■ **AIM**:
Present each line of the entries below that holds the word "relative".

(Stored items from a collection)
######

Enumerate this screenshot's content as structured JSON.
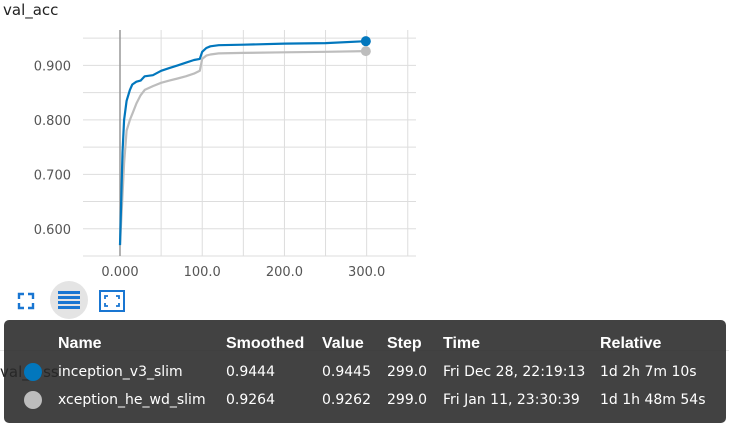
{
  "chart": {
    "title": "val_acc"
  },
  "chart_data": {
    "type": "line",
    "title": "val_acc",
    "xlabel": "",
    "ylabel": "",
    "xlim": [
      -45,
      360
    ],
    "ylim": [
      0.55,
      0.965
    ],
    "x_ticks": [
      0,
      100,
      200,
      300
    ],
    "x_tick_labels": [
      "0.000",
      "100.0",
      "200.0",
      "300.0"
    ],
    "y_ticks": [
      0.6,
      0.7,
      0.8,
      0.9
    ],
    "y_tick_labels": [
      "0.600",
      "0.700",
      "0.800",
      "0.900"
    ],
    "grid": true,
    "series": [
      {
        "name": "inception_v3_slim",
        "color": "#0277bd",
        "x": [
          0,
          3,
          5,
          8,
          12,
          15,
          20,
          25,
          30,
          40,
          50,
          60,
          70,
          80,
          90,
          97,
          100,
          105,
          110,
          120,
          150,
          200,
          250,
          299
        ],
        "y": [
          0.57,
          0.74,
          0.8,
          0.835,
          0.855,
          0.865,
          0.87,
          0.872,
          0.88,
          0.882,
          0.89,
          0.895,
          0.9,
          0.905,
          0.91,
          0.912,
          0.925,
          0.932,
          0.935,
          0.937,
          0.938,
          0.94,
          0.941,
          0.9445
        ]
      },
      {
        "name": "xception_he_wd_slim",
        "color": "#bdbdbd",
        "x": [
          0,
          5,
          8,
          12,
          16,
          20,
          25,
          30,
          40,
          50,
          60,
          70,
          80,
          90,
          97,
          100,
          105,
          110,
          120,
          150,
          200,
          250,
          299
        ],
        "y": [
          0.57,
          0.72,
          0.78,
          0.8,
          0.815,
          0.83,
          0.845,
          0.855,
          0.862,
          0.868,
          0.872,
          0.876,
          0.88,
          0.885,
          0.89,
          0.912,
          0.918,
          0.92,
          0.922,
          0.923,
          0.924,
          0.925,
          0.9262
        ]
      }
    ]
  },
  "toolbar": {
    "expand_icon": "fullscreen-corners-icon",
    "data_toggle_icon": "list-lines-icon",
    "fit_domain_icon": "fit-to-domain-icon"
  },
  "background": {
    "partial_label": "val_loss"
  },
  "tooltip": {
    "headers": {
      "name": "Name",
      "smoothed": "Smoothed",
      "value": "Value",
      "step": "Step",
      "time": "Time",
      "relative": "Relative"
    },
    "rows": [
      {
        "name": "inception_v3_slim",
        "smoothed": "0.9444",
        "value": "0.9445",
        "step": "299.0",
        "time": "Fri Dec 28, 22:19:13",
        "relative": "1d 2h 7m 10s",
        "color": "#0277bd"
      },
      {
        "name": "xception_he_wd_slim",
        "smoothed": "0.9264",
        "value": "0.9262",
        "step": "299.0",
        "time": "Fri Jan 11, 23:30:39",
        "relative": "1d 1h 48m 54s",
        "color": "#bdbdbd"
      }
    ]
  }
}
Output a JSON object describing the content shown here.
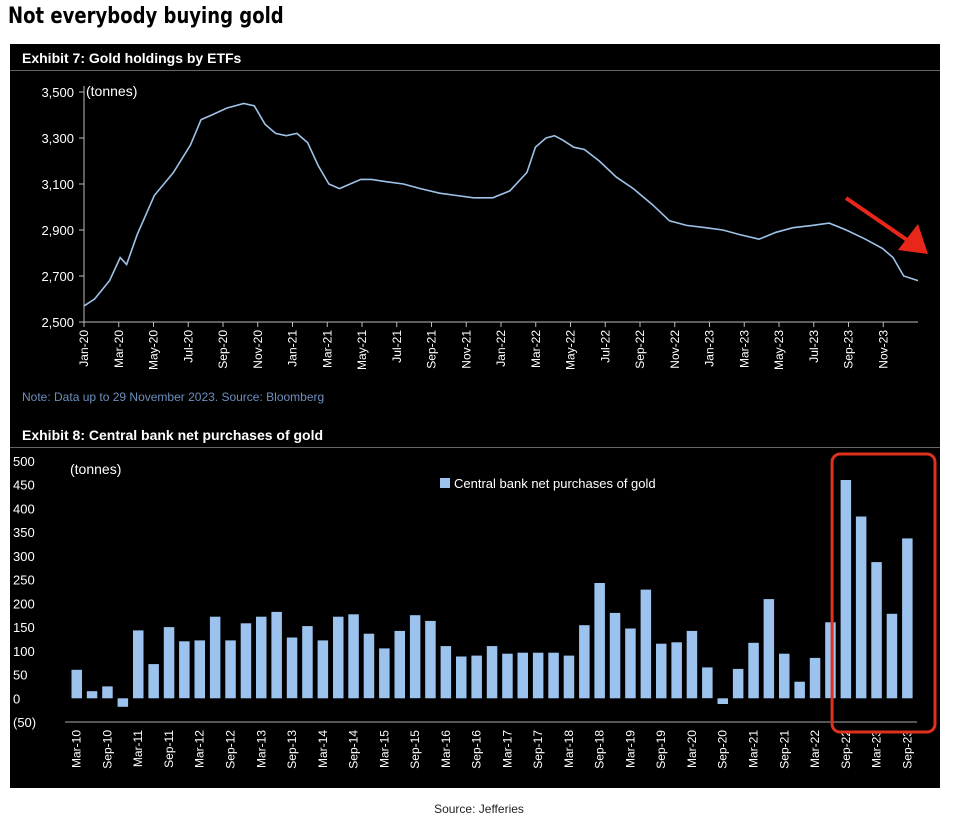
{
  "page_title": "Not everybody buying gold",
  "source": "Source: Jefferies",
  "colors": {
    "line": "#9fc3e8",
    "bar": "#9cc3ee",
    "highlight": "#e0301e",
    "arrow": "#e8271a"
  },
  "chart_data": [
    {
      "type": "line",
      "title": "Exhibit 7: Gold holdings by ETFs",
      "unit_label": "(tonnes)",
      "note": "Note: Data up to 29 November 2023. Source: Bloomberg",
      "ylim": [
        2500,
        3500
      ],
      "yticks": [
        2500,
        2700,
        2900,
        3100,
        3300,
        3500
      ],
      "ytick_labels": [
        "2,500",
        "2,700",
        "2,900",
        "3,100",
        "3,300",
        "3,500"
      ],
      "xrange": [
        2020.0,
        2023.917
      ],
      "xtick_labels": [
        "Jan-20",
        "Mar-20",
        "May-20",
        "Jul-20",
        "Sep-20",
        "Nov-20",
        "Jan-21",
        "Mar-21",
        "May-21",
        "Jul-21",
        "Sep-21",
        "Nov-21",
        "Jan-22",
        "Mar-22",
        "May-22",
        "Jul-22",
        "Sep-22",
        "Nov-22",
        "Jan-23",
        "Mar-23",
        "May-23",
        "Jul-23",
        "Sep-23",
        "Nov-23"
      ],
      "x": [
        2020.0,
        2020.05,
        2020.12,
        2020.17,
        2020.2,
        2020.25,
        2020.33,
        2020.42,
        2020.5,
        2020.55,
        2020.6,
        2020.67,
        2020.75,
        2020.8,
        2020.85,
        2020.9,
        2020.95,
        2021.0,
        2021.05,
        2021.1,
        2021.15,
        2021.2,
        2021.25,
        2021.3,
        2021.35,
        2021.42,
        2021.5,
        2021.58,
        2021.67,
        2021.75,
        2021.83,
        2021.92,
        2022.0,
        2022.08,
        2022.12,
        2022.17,
        2022.21,
        2022.25,
        2022.3,
        2022.35,
        2022.42,
        2022.5,
        2022.58,
        2022.67,
        2022.75,
        2022.83,
        2022.92,
        2023.0,
        2023.08,
        2023.17,
        2023.25,
        2023.33,
        2023.42,
        2023.5,
        2023.58,
        2023.67,
        2023.75,
        2023.8,
        2023.85,
        2023.917
      ],
      "y": [
        2570,
        2600,
        2680,
        2780,
        2750,
        2880,
        3050,
        3150,
        3270,
        3380,
        3400,
        3430,
        3450,
        3440,
        3360,
        3320,
        3310,
        3320,
        3280,
        3180,
        3100,
        3080,
        3100,
        3120,
        3120,
        3110,
        3100,
        3080,
        3060,
        3050,
        3040,
        3040,
        3070,
        3150,
        3260,
        3300,
        3310,
        3290,
        3260,
        3250,
        3200,
        3130,
        3080,
        3010,
        2940,
        2920,
        2910,
        2900,
        2880,
        2860,
        2890,
        2910,
        2920,
        2930,
        2900,
        2860,
        2820,
        2780,
        2700,
        2680
      ],
      "annotation": "red arrow pointing down-right"
    },
    {
      "type": "bar",
      "title": "Exhibit 8: Central bank net purchases of gold",
      "unit_label": "(tonnes)",
      "legend": "Central bank net purchases of gold",
      "legend_position": "top-center",
      "ylim": [
        -50,
        500
      ],
      "yticks": [
        -50,
        0,
        50,
        100,
        150,
        200,
        250,
        300,
        350,
        400,
        450,
        500
      ],
      "ytick_labels": [
        "(50)",
        "0",
        "50",
        "100",
        "150",
        "200",
        "250",
        "300",
        "350",
        "400",
        "450",
        "500"
      ],
      "categories": [
        "Mar-10",
        "Jun-10",
        "Sep-10",
        "Dec-10",
        "Mar-11",
        "Jun-11",
        "Sep-11",
        "Dec-11",
        "Mar-12",
        "Jun-12",
        "Sep-12",
        "Dec-12",
        "Mar-13",
        "Jun-13",
        "Sep-13",
        "Dec-13",
        "Mar-14",
        "Jun-14",
        "Sep-14",
        "Dec-14",
        "Mar-15",
        "Jun-15",
        "Sep-15",
        "Dec-15",
        "Mar-16",
        "Jun-16",
        "Sep-16",
        "Dec-16",
        "Mar-17",
        "Jun-17",
        "Sep-17",
        "Dec-17",
        "Mar-18",
        "Jun-18",
        "Sep-18",
        "Dec-18",
        "Mar-19",
        "Jun-19",
        "Sep-19",
        "Dec-19",
        "Mar-20",
        "Jun-20",
        "Sep-20",
        "Dec-20",
        "Mar-21",
        "Jun-21",
        "Sep-21",
        "Dec-21",
        "Mar-22",
        "Jun-22",
        "Sep-22",
        "Dec-22",
        "Mar-23",
        "Jun-23",
        "Sep-23"
      ],
      "xtick_labels": [
        "Mar-10",
        "Sep-10",
        "Mar-11",
        "Sep-11",
        "Mar-12",
        "Sep-12",
        "Mar-13",
        "Sep-13",
        "Mar-14",
        "Sep-14",
        "Mar-15",
        "Sep-15",
        "Mar-16",
        "Sep-16",
        "Mar-17",
        "Sep-17",
        "Mar-18",
        "Sep-18",
        "Mar-19",
        "Sep-19",
        "Mar-20",
        "Sep-20",
        "Mar-21",
        "Sep-21",
        "Mar-22",
        "Sep-22",
        "Mar-23",
        "Sep-23"
      ],
      "values": [
        60,
        15,
        25,
        -18,
        143,
        72,
        150,
        120,
        122,
        172,
        122,
        158,
        172,
        182,
        128,
        152,
        122,
        172,
        177,
        136,
        105,
        142,
        175,
        163,
        110,
        88,
        90,
        110,
        94,
        96,
        96,
        96,
        90,
        154,
        243,
        180,
        147,
        229,
        115,
        118,
        142,
        65,
        -12,
        62,
        117,
        209,
        94,
        35,
        85,
        160,
        460,
        383,
        287,
        178,
        337
      ],
      "highlight_range": [
        "Sep-22",
        "Sep-23"
      ]
    }
  ]
}
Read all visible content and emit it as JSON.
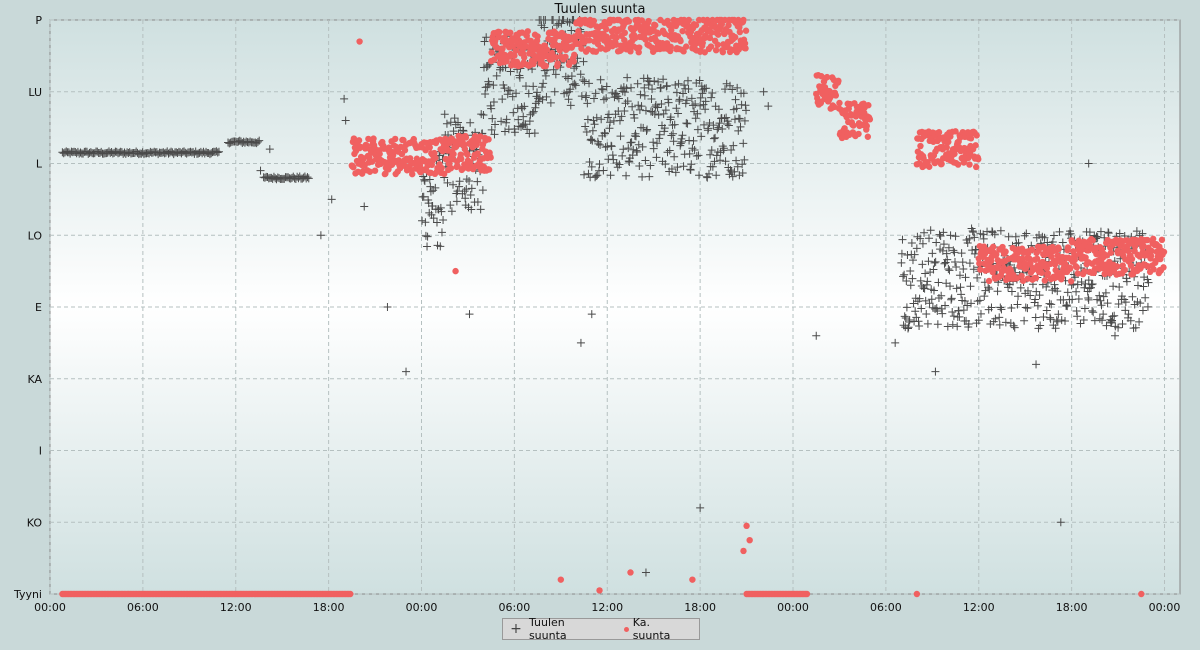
{
  "chart_data": {
    "type": "scatter",
    "title": "Tuulen suunta",
    "xlabel": "",
    "ylabel": "",
    "x_tick_labels": [
      "00:00",
      "06:00",
      "12:00",
      "18:00",
      "00:00",
      "06:00",
      "12:00",
      "18:00",
      "00:00",
      "06:00",
      "12:00",
      "18:00",
      "00:00"
    ],
    "x_range_hours": [
      0,
      73
    ],
    "y_tick_labels": [
      "Tyyni",
      "KO",
      "I",
      "KA",
      "E",
      "LO",
      "L",
      "LU",
      "P"
    ],
    "y_range": [
      0,
      8
    ],
    "grid": true,
    "legend_position": "bottom-center",
    "colors": {
      "raw": "#4a4a4a",
      "avg": "#f06060",
      "plot_bg": "#f5fbfb",
      "outer_bg": "#c9d9d9"
    },
    "series": [
      {
        "name": "Tuulen suunta",
        "marker": "plus",
        "segments": [
          {
            "x_start": 0.8,
            "x_end": 11.0,
            "y": 6.15
          },
          {
            "x_start": 11.5,
            "x_end": 13.6,
            "y": 6.3
          },
          {
            "x_start": 13.8,
            "x_end": 16.8,
            "y": 5.8
          },
          {
            "x_start": 24.0,
            "x_end": 25.5,
            "y": 5.5
          },
          {
            "x_start": 25.5,
            "x_end": 28.0,
            "y": 6.0
          },
          {
            "x_start": 28.0,
            "x_end": 31.5,
            "y": 7.1
          },
          {
            "x_start": 31.5,
            "x_end": 34.5,
            "y": 7.5
          },
          {
            "x_start": 34.5,
            "x_end": 45.0,
            "y": 6.5
          },
          {
            "x_start": 55.0,
            "x_end": 71.0,
            "y": 4.4
          }
        ],
        "points": [
          [
            14.2,
            6.2
          ],
          [
            13.6,
            5.9
          ],
          [
            17.5,
            5.0
          ],
          [
            18.2,
            5.5
          ],
          [
            19.1,
            6.6
          ],
          [
            19.0,
            6.9
          ],
          [
            20.3,
            5.4
          ],
          [
            21.8,
            4.0
          ],
          [
            23.0,
            3.1
          ],
          [
            27.1,
            3.9
          ],
          [
            34.3,
            3.5
          ],
          [
            35.0,
            3.9
          ],
          [
            46.1,
            7.0
          ],
          [
            46.4,
            6.8
          ],
          [
            49.5,
            3.6
          ],
          [
            54.6,
            3.5
          ],
          [
            57.2,
            3.1
          ],
          [
            63.7,
            3.2
          ],
          [
            65.3,
            1.0
          ],
          [
            67.1,
            6.0
          ],
          [
            67.1,
            4.1
          ],
          [
            68.8,
            3.6
          ],
          [
            42.0,
            1.2
          ],
          [
            38.5,
            0.3
          ]
        ]
      },
      {
        "name": "Ka. suunta",
        "marker": "dot",
        "segments": [
          {
            "x_start": 0.8,
            "x_end": 19.5,
            "y": 0.0
          },
          {
            "x_start": 19.5,
            "x_end": 26.0,
            "y": 6.1
          },
          {
            "x_start": 26.0,
            "x_end": 28.5,
            "y": 6.15
          },
          {
            "x_start": 28.5,
            "x_end": 34.0,
            "y": 7.6
          },
          {
            "x_start": 34.0,
            "x_end": 45.0,
            "y": 7.8
          },
          {
            "x_start": 45.0,
            "x_end": 49.0,
            "y": 0.0
          },
          {
            "x_start": 49.5,
            "x_end": 51.0,
            "y": 7.0
          },
          {
            "x_start": 51.0,
            "x_end": 53.0,
            "y": 6.6
          },
          {
            "x_start": 56.0,
            "x_end": 60.0,
            "y": 6.2
          },
          {
            "x_start": 60.0,
            "x_end": 66.0,
            "y": 4.6
          },
          {
            "x_start": 66.0,
            "x_end": 72.0,
            "y": 4.7
          }
        ],
        "points": [
          [
            20.0,
            7.7
          ],
          [
            21.0,
            5.9
          ],
          [
            26.2,
            4.5
          ],
          [
            33.0,
            0.2
          ],
          [
            37.5,
            0.3
          ],
          [
            41.5,
            0.2
          ],
          [
            45.0,
            0.95
          ],
          [
            45.2,
            0.75
          ],
          [
            44.8,
            0.6
          ],
          [
            35.5,
            0.05
          ],
          [
            56.0,
            0.0
          ],
          [
            70.5,
            0.0
          ]
        ]
      }
    ]
  }
}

######

■ **FINISHED ANSWER**:
      "relative": "Relative"
        "relative": "1d 2h 7m 10s",
        "relative": "1d 1h 48m 54s",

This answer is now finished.